Collected data

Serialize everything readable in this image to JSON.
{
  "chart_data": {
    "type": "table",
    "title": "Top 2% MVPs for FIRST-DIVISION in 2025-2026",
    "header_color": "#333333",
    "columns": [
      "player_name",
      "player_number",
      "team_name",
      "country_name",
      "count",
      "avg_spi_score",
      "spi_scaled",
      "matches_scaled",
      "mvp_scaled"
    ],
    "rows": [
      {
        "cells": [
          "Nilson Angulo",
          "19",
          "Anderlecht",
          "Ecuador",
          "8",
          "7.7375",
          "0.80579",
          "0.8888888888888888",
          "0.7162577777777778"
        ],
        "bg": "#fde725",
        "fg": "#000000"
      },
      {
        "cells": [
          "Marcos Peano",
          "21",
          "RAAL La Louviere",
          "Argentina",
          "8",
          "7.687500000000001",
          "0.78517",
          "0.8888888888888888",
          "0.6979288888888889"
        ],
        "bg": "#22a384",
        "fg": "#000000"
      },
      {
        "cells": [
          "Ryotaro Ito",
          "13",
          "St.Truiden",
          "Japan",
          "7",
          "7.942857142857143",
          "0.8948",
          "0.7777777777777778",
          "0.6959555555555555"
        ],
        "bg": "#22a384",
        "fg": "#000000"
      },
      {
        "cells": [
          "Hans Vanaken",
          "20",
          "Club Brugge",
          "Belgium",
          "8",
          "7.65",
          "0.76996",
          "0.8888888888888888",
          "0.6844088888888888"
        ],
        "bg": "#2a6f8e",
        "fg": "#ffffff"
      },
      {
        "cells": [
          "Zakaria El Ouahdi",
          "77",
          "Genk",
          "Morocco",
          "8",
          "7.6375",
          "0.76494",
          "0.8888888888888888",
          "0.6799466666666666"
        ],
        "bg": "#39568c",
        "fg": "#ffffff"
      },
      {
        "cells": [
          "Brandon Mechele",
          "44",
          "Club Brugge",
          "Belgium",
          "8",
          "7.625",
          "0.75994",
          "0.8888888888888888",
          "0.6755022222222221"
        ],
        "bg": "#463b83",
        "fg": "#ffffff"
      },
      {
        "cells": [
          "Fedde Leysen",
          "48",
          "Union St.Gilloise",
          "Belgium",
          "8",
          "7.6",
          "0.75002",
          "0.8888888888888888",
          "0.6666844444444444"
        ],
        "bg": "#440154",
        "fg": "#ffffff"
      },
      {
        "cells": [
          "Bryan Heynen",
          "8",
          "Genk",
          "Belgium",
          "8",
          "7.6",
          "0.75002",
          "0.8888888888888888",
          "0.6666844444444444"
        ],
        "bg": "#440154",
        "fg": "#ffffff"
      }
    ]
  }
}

• [DIRECTIVE]: All of the data must be returned exactly.

• [SOLUTION FOR THIS EXERCISE]:
Serialize everything readable in this image to JSON.
{
  "chart_data": {
    "type": "table",
    "title": "Top 2% MVPs for FIRST-DIVISION in 2025-2026",
    "header_color": "#333333",
    "columns": [
      "player_name",
      "player_number",
      "team_name",
      "country_name",
      "count",
      "avg_spi_score",
      "spi_scaled",
      "matches_scaled",
      "mvp_scaled"
    ],
    "rows": [
      {
        "cells": [
          "Nilson Angulo",
          "19",
          "Anderlecht",
          "Ecuador",
          "8",
          "7.7375",
          "0.80579",
          "0.8888888888888888",
          "0.7162577777777778"
        ],
        "bg": "#fde725",
        "fg": "#000000"
      },
      {
        "cells": [
          "Marcos Peano",
          "21",
          "RAAL La Louviere",
          "Argentina",
          "8",
          "7.687500000000001",
          "0.78517",
          "0.8888888888888888",
          "0.6979288888888889"
        ],
        "bg": "#22a384",
        "fg": "#000000"
      },
      {
        "cells": [
          "Ryotaro Ito",
          "13",
          "St.Truiden",
          "Japan",
          "7",
          "7.942857142857143",
          "0.8948",
          "0.7777777777777778",
          "0.6959555555555555"
        ],
        "bg": "#22a384",
        "fg": "#000000"
      },
      {
        "cells": [
          "Hans Vanaken",
          "20",
          "Club Brugge",
          "Belgium",
          "8",
          "7.65",
          "0.76996",
          "0.8888888888888888",
          "0.6844088888888888"
        ],
        "bg": "#2a6f8e",
        "fg": "#ffffff"
      },
      {
        "cells": [
          "Zakaria El Ouahdi",
          "77",
          "Genk",
          "Morocco",
          "8",
          "7.6375",
          "0.76494",
          "0.8888888888888888",
          "0.6799466666666666"
        ],
        "bg": "#39568c",
        "fg": "#ffffff"
      },
      {
        "cells": [
          "Brandon Mechele",
          "44",
          "Club Brugge",
          "Belgium",
          "8",
          "7.625",
          "0.75994",
          "0.8888888888888888",
          "0.6755022222222221"
        ],
        "bg": "#463b83",
        "fg": "#ffffff"
      },
      {
        "cells": [
          "Fedde Leysen",
          "48",
          "Union St.Gilloise",
          "Belgium",
          "8",
          "7.6",
          "0.75002",
          "0.8888888888888888",
          "0.6666844444444444"
        ],
        "bg": "#440154",
        "fg": "#ffffff"
      },
      {
        "cells": [
          "Bryan Heynen",
          "8",
          "Genk",
          "Belgium",
          "8",
          "7.6",
          "0.75002",
          "0.8888888888888888",
          "0.6666844444444444"
        ],
        "bg": "#440154",
        "fg": "#ffffff"
      }
    ]
  }
}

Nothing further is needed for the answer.